Set problem. For every line in the data below that contains "text", copy the line.

>> START Dataset content

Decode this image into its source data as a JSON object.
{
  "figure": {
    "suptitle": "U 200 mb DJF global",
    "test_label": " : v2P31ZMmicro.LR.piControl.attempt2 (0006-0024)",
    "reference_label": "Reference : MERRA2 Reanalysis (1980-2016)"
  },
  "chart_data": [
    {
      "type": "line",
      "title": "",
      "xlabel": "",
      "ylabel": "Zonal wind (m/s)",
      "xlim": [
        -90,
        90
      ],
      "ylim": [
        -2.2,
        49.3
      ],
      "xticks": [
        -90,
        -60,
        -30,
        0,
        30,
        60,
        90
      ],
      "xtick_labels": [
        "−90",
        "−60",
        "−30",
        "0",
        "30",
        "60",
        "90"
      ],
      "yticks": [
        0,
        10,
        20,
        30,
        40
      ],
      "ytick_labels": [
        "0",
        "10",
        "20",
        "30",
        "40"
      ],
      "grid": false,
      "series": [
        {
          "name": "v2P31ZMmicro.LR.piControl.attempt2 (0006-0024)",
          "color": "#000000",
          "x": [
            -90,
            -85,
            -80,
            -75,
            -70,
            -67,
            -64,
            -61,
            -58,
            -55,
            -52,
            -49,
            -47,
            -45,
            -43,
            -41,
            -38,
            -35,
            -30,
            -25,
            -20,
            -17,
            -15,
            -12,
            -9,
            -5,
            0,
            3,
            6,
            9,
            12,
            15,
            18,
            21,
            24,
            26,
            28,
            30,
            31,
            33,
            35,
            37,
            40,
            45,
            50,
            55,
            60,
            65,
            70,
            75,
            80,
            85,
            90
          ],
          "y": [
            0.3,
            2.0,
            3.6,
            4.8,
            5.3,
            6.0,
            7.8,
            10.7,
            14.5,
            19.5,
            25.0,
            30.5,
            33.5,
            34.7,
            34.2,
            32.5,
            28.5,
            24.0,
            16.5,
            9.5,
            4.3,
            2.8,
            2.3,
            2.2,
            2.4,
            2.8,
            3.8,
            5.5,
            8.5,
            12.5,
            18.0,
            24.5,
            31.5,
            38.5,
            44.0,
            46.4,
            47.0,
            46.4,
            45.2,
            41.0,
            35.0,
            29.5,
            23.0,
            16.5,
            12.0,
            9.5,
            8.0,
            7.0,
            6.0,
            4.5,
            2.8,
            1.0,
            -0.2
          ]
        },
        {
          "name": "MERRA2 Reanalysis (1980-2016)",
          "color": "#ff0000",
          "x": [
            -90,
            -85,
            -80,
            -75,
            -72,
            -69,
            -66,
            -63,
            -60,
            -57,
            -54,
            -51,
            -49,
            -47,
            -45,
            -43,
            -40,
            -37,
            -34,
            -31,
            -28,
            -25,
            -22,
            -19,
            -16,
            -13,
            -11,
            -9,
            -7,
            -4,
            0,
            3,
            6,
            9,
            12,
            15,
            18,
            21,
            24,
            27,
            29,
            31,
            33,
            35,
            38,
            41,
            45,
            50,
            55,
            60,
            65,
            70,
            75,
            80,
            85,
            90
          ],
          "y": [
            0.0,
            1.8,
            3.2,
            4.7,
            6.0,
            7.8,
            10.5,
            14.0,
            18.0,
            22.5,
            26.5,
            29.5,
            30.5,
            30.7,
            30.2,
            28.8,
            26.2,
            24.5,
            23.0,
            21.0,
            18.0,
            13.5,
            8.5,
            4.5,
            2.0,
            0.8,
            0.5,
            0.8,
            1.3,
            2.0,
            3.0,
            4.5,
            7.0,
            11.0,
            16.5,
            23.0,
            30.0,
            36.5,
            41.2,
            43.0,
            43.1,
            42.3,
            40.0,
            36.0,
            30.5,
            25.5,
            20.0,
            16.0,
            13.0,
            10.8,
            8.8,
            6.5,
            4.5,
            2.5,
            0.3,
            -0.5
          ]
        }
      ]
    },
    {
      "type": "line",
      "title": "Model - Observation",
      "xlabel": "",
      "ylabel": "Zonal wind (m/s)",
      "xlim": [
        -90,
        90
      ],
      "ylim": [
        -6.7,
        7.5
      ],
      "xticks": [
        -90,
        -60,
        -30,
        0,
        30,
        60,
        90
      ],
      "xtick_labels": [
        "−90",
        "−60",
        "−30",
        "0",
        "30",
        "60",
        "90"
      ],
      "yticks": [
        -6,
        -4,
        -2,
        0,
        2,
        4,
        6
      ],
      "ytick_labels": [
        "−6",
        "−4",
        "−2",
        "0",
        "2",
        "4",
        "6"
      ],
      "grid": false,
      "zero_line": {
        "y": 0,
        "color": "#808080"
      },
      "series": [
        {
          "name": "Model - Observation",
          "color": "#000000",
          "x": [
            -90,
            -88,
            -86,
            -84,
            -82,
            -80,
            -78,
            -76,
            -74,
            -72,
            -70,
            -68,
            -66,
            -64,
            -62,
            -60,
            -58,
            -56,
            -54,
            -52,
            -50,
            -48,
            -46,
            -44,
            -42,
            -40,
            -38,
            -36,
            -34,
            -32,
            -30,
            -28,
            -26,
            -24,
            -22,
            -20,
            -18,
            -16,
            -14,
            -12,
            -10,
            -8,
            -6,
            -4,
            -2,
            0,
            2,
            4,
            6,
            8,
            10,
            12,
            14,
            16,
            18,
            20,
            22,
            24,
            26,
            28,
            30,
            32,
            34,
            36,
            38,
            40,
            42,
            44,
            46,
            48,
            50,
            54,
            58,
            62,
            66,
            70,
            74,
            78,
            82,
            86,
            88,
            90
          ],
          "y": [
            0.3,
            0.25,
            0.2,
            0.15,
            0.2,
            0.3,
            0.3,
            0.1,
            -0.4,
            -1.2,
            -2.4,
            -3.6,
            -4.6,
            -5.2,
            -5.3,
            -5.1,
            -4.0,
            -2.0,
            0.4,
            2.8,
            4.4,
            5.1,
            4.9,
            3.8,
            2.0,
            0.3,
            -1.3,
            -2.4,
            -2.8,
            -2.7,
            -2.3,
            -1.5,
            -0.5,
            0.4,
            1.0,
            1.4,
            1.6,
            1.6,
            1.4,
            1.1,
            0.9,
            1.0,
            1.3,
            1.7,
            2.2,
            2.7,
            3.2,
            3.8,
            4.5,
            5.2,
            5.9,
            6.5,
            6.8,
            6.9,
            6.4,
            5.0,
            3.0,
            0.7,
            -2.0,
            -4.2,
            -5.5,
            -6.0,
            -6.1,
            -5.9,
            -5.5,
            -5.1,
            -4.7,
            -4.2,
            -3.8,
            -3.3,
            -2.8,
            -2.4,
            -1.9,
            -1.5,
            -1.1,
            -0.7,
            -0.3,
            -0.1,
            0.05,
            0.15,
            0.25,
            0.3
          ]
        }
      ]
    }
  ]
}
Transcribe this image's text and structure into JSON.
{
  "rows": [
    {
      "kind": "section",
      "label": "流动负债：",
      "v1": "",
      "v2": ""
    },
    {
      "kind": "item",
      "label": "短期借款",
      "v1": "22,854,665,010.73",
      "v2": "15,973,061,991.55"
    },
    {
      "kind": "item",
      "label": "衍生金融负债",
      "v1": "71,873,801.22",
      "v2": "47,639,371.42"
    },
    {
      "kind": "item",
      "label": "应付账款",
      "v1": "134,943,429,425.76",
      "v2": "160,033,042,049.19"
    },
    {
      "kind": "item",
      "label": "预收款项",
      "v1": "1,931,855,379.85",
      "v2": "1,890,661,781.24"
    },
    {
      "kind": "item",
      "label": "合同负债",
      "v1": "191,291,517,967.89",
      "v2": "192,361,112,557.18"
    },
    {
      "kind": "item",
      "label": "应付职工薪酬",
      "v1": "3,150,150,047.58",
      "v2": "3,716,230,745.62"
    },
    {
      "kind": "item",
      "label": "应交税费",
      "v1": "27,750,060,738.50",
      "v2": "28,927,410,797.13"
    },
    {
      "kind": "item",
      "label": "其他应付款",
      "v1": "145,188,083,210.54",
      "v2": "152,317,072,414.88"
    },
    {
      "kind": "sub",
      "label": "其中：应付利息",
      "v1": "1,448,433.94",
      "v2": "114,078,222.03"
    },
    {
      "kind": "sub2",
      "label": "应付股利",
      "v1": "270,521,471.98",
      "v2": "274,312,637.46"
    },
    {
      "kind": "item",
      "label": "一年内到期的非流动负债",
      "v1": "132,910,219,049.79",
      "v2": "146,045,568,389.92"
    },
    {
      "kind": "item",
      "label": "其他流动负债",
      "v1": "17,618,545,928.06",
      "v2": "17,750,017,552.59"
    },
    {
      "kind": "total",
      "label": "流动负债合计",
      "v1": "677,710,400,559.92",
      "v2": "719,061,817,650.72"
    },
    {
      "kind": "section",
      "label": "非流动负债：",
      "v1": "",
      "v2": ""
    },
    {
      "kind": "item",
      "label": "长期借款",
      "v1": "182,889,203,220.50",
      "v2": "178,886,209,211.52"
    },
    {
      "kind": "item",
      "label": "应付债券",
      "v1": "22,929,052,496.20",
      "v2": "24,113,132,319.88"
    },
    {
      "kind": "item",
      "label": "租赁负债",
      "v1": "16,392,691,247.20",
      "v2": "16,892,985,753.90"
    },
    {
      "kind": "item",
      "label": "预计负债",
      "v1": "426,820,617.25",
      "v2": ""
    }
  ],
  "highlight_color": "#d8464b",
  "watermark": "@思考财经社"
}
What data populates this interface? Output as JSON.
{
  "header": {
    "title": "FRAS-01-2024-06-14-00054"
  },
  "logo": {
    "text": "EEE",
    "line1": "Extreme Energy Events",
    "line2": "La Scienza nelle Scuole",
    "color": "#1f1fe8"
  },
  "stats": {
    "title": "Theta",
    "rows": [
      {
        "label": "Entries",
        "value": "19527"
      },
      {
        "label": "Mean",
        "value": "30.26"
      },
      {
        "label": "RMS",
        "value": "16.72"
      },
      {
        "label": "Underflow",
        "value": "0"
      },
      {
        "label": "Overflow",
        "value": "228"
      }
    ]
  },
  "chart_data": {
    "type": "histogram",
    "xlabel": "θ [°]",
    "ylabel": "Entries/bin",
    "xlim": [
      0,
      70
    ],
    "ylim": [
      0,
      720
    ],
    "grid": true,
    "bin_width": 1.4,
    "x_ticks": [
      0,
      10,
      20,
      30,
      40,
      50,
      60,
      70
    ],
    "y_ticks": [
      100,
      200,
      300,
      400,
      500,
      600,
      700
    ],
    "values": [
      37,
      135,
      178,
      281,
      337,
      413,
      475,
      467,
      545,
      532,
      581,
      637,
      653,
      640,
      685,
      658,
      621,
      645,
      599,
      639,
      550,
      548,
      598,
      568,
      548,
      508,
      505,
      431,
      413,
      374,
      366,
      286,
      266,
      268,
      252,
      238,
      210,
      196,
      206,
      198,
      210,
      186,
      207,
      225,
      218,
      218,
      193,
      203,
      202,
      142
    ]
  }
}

>> END Dataset content

Result.
Transcribe this image's text and structure into JSON.
    "text": "EEE",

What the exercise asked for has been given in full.